> **WHAT IS BEING ASKED**
Return all the entries exactly, keeping pictures out.

#### DATASET EXTRACT

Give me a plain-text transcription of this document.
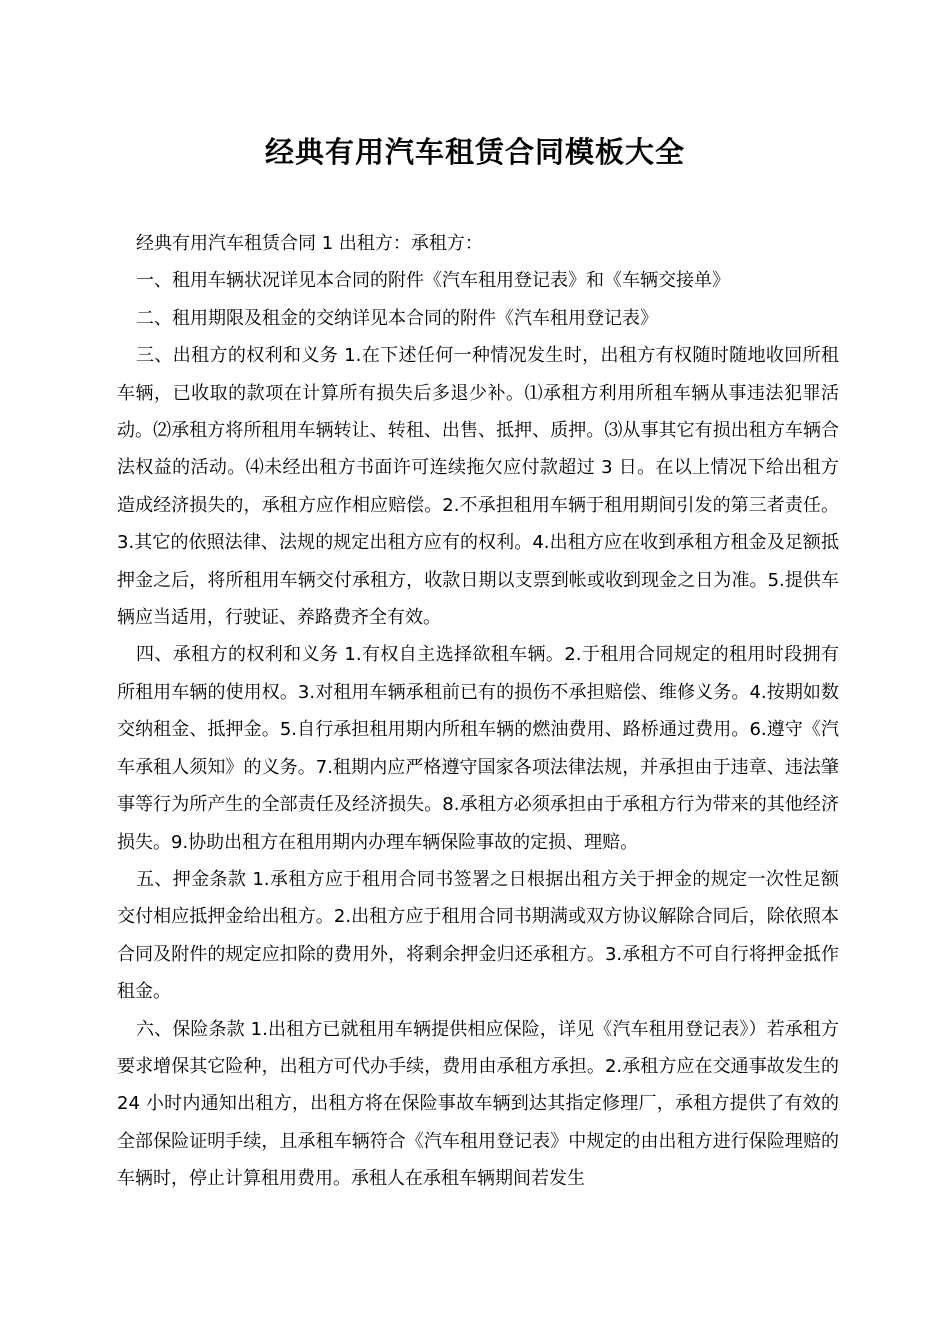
经典有用汽车租赁合同模板大全

经典有用汽车租赁合同 1 出租方：承租方：

一、租用车辆状况详见本合同的附件《汽车租用登记表》和《车辆交接单》

二、租用期限及租金的交纳详见本合同的附件《汽车租用登记表》

三、出租方的权利和义务 1.在下述任何一种情况发生时，出租方有权随时随地收回所租车辆，已收取的款项在计算所有损失后多退少补。⑴承租方利用所租车辆从事违法犯罪活动。⑵承租方将所租用车辆转让、转租、出售、抵押、质押。⑶从事其它有损出租方车辆合法权益的活动。⑷未经出租方书面许可连续拖欠应付款超过 3 日。在以上情况下给出租方造成经济损失的，承租方应作相应赔偿。2.不承担租用车辆于租用期间引发的第三者责任。3.其它的依照法律、法规的规定出租方应有的权利。4.出租方应在收到承租方租金及足额抵押金之后，将所租用车辆交付承租方，收款日期以支票到帐或收到现金之日为准。5.提供车辆应当适用，行驶证、养路费齐全有效。

四、承租方的权利和义务 1.有权自主选择欲租车辆。2.于租用合同规定的租用时段拥有所租用车辆的使用权。3.对租用车辆承租前已有的损伤不承担赔偿、维修义务。4.按期如数交纳租金、抵押金。5.自行承担租用期内所租车辆的燃油费用、路桥通过费用。6.遵守《汽车承租人须知》的义务。7.租期内应严格遵守国家各项法律法规，并承担由于违章、违法肇事等行为所产生的全部责任及经济损失。8.承租方必须承担由于承租方行为带来的其他经济损失。9.协助出租方在租用期内办理车辆保险事故的定损、理赔。

五、押金条款 1.承租方应于租用合同书签署之日根据出租方关于押金的规定一次性足额交付相应抵押金给出租方。2.出租方应于租用合同书期满或双方协议解除合同后，除依照本合同及附件的规定应扣除的费用外，将剩余押金归还承租方。3.承租方不可自行将押金抵作租金。

六、保险条款 1.出租方已就租用车辆提供相应保险，详见《汽车租用登记表》）若承租方要求增保其它险种，出租方可代办手续，费用由承租方承担。2.承租方应在交通事故发生的 24 小时内通知出租方，出租方将在保险事故车辆到达其指定修理厂，承租方提供了有效的全部保险证明手续，且承租车辆符合《汽车租用登记表》中规定的由出租方进行保险理赔的车辆时，停止计算租用费用。承租人在承租车辆期间若发生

########

> **EXERCISE RESULT**
Give me a plain-text transcription of this document.
经典有用汽车租赁合同模板大全

经典有用汽车租赁合同 1 出租方：承租方：

一、租用车辆状况详见本合同的附件《汽车租用登记表》和《车辆交接单》

二、租用期限及租金的交纳详见本合同的附件《汽车租用登记表》

三、出租方的权利和义务 1.在下述任何一种情况发生时，出租方有权随时随地收回所租车辆，已收取的款项在计算所有损失后多退少补。⑴承租方利用所租车辆从事违法犯罪活动。⑵承租方将所租用车辆转让、转租、出售、抵押、质押。⑶从事其它有损出租方车辆合法权益的活动。⑷未经出租方书面许可连续拖欠应付款超过 3 日。在以上情况下给出租方造成经济损失的，承租方应作相应赔偿。2.不承担租用车辆于租用期间引发的第三者责任。3.其它的依照法律、法规的规定出租方应有的权利。4.出租方应在收到承租方租金及足额抵押金之后，将所租用车辆交付承租方，收款日期以支票到帐或收到现金之日为准。5.提供车辆应当适用，行驶证、养路费齐全有效。

四、承租方的权利和义务 1.有权自主选择欲租车辆。2.于租用合同规定的租用时段拥有所租用车辆的使用权。3.对租用车辆承租前已有的损伤不承担赔偿、维修义务。4.按期如数交纳租金、抵押金。5.自行承担租用期内所租车辆的燃油费用、路桥通过费用。6.遵守《汽车承租人须知》的义务。7.租期内应严格遵守国家各项法律法规，并承担由于违章、违法肇事等行为所产生的全部责任及经济损失。8.承租方必须承担由于承租方行为带来的其他经济损失。9.协助出租方在租用期内办理车辆保险事故的定损、理赔。

五、押金条款 1.承租方应于租用合同书签署之日根据出租方关于押金的规定一次性足额交付相应抵押金给出租方。2.出租方应于租用合同书期满或双方协议解除合同后，除依照本合同及附件的规定应扣除的费用外，将剩余押金归还承租方。3.承租方不可自行将押金抵作租金。

六、保险条款 1.出租方已就租用车辆提供相应保险，详见《汽车租用登记表》）若承租方要求增保其它险种，出租方可代办手续，费用由承租方承担。2.承租方应在交通事故发生的 24 小时内通知出租方，出租方将在保险事故车辆到达其指定修理厂，承租方提供了有效的全部保险证明手续，且承租车辆符合《汽车租用登记表》中规定的由出租方进行保险理赔的车辆时，停止计算租用费用。承租人在承租车辆期间若发生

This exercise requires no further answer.